Every line of the data that contains the string "健康有序的良好市场经济秩序" must be copied.
┄┄┄┄┄┄
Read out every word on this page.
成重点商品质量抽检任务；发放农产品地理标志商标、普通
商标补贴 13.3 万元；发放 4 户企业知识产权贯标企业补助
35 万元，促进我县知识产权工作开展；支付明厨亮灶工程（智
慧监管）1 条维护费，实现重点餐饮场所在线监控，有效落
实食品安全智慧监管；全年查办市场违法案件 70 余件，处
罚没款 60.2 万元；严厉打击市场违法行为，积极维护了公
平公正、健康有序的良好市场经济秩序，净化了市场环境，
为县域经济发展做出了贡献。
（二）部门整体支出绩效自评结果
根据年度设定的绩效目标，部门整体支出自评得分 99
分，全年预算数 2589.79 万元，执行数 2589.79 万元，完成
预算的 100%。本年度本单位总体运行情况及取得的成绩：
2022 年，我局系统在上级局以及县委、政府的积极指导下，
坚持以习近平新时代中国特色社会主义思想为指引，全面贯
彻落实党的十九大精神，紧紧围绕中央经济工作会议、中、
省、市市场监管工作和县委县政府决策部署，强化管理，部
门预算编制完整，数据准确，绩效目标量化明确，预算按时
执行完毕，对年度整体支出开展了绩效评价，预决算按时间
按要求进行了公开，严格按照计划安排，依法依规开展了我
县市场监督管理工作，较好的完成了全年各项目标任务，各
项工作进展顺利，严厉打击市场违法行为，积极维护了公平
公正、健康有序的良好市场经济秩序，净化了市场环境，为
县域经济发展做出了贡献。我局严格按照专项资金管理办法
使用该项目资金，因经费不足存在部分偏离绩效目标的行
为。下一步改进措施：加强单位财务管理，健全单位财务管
┄┄┄┄┄┄
FINISHED EXERCISE:
平公正、健康有序的良好市场经济秩序，净化了市场环境，
公正、健康有序的良好市场经济秩序，净化了市场环境，为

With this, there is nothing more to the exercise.